**PROBLEM REQUIREMENTS**
Repeat the data word for word. Do not include the pictures.

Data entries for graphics
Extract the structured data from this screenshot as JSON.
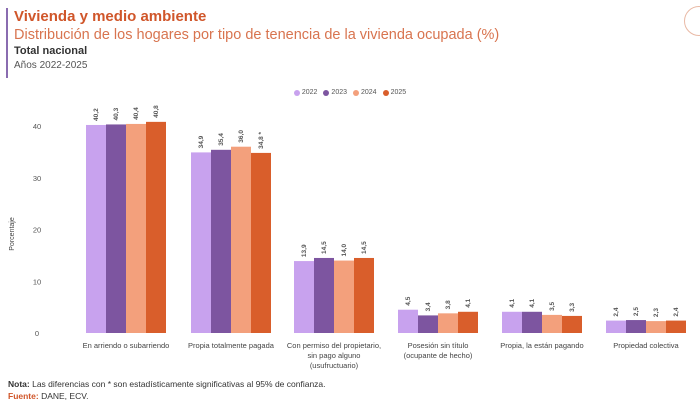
{
  "header": {
    "title": "Vivienda y medio ambiente",
    "subtitle": "Distribución de los hogares por tipo de tenencia de la vivienda ocupada (%)",
    "scope": "Total nacional",
    "years": "Años 2022-2025"
  },
  "chart_data": {
    "type": "bar",
    "ylabel": "Porcentaje",
    "ylim": [
      0,
      42
    ],
    "yticks": [
      0,
      10,
      20,
      30,
      40
    ],
    "legend_position": "top-center",
    "categories": [
      "En arriendo o subarriendo",
      "Propia totalmente pagada",
      "Con permiso del propietario, sin pago alguno (usufructuario)",
      "Posesión sin título (ocupante de hecho)",
      "Propia, la están pagando",
      "Propiedad colectiva"
    ],
    "series": [
      {
        "name": "2022",
        "color": "#c8a2ee",
        "values": [
          40.2,
          34.9,
          13.9,
          4.5,
          4.1,
          2.4
        ],
        "labels": [
          "40,2",
          "34,9",
          "13,9",
          "4,5",
          "4,1",
          "2,4"
        ]
      },
      {
        "name": "2023",
        "color": "#7d55a0",
        "values": [
          40.3,
          35.4,
          14.5,
          3.4,
          4.1,
          2.5
        ],
        "labels": [
          "40,3",
          "35,4",
          "14,5",
          "3,4",
          "4,1",
          "2,5"
        ]
      },
      {
        "name": "2024",
        "color": "#f3a07c",
        "values": [
          40.4,
          36.0,
          14.0,
          3.8,
          3.5,
          2.3
        ],
        "labels": [
          "40,4",
          "36,0",
          "14,0",
          "3,8",
          "3,5",
          "2,3"
        ]
      },
      {
        "name": "2025",
        "color": "#d95e2b",
        "values": [
          40.8,
          34.8,
          14.5,
          4.1,
          3.3,
          2.4
        ],
        "labels": [
          "40,8",
          "34,8 *",
          "14,5",
          "4,1",
          "3,3",
          "2,4"
        ]
      }
    ]
  },
  "footer": {
    "note_label": "Nota:",
    "note": " Las diferencias con * son estadísticamente significativas al 95% de confianza.",
    "source_label": "Fuente:",
    "source": " DANE, ECV."
  }
}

**EXERCISE SOLUTION**
Extract the structured data from this screenshot as JSON.
{
  "header": {
    "title": "Vivienda y medio ambiente",
    "subtitle": "Distribución de los hogares por tipo de tenencia de la vivienda ocupada (%)",
    "scope": "Total nacional",
    "years": "Años 2022-2025"
  },
  "chart_data": {
    "type": "bar",
    "ylabel": "Porcentaje",
    "ylim": [
      0,
      42
    ],
    "yticks": [
      0,
      10,
      20,
      30,
      40
    ],
    "legend_position": "top-center",
    "categories": [
      "En arriendo o subarriendo",
      "Propia totalmente pagada",
      "Con permiso del propietario, sin pago alguno (usufructuario)",
      "Posesión sin título (ocupante de hecho)",
      "Propia, la están pagando",
      "Propiedad colectiva"
    ],
    "series": [
      {
        "name": "2022",
        "color": "#c8a2ee",
        "values": [
          40.2,
          34.9,
          13.9,
          4.5,
          4.1,
          2.4
        ],
        "labels": [
          "40,2",
          "34,9",
          "13,9",
          "4,5",
          "4,1",
          "2,4"
        ]
      },
      {
        "name": "2023",
        "color": "#7d55a0",
        "values": [
          40.3,
          35.4,
          14.5,
          3.4,
          4.1,
          2.5
        ],
        "labels": [
          "40,3",
          "35,4",
          "14,5",
          "3,4",
          "4,1",
          "2,5"
        ]
      },
      {
        "name": "2024",
        "color": "#f3a07c",
        "values": [
          40.4,
          36.0,
          14.0,
          3.8,
          3.5,
          2.3
        ],
        "labels": [
          "40,4",
          "36,0",
          "14,0",
          "3,8",
          "3,5",
          "2,3"
        ]
      },
      {
        "name": "2025",
        "color": "#d95e2b",
        "values": [
          40.8,
          34.8,
          14.5,
          4.1,
          3.3,
          2.4
        ],
        "labels": [
          "40,8",
          "34,8 *",
          "14,5",
          "4,1",
          "3,3",
          "2,4"
        ]
      }
    ]
  },
  "footer": {
    "note_label": "Nota:",
    "note": " Las diferencias con * son estadísticamente significativas al 95% de confianza.",
    "source_label": "Fuente:",
    "source": " DANE, ECV."
  }
}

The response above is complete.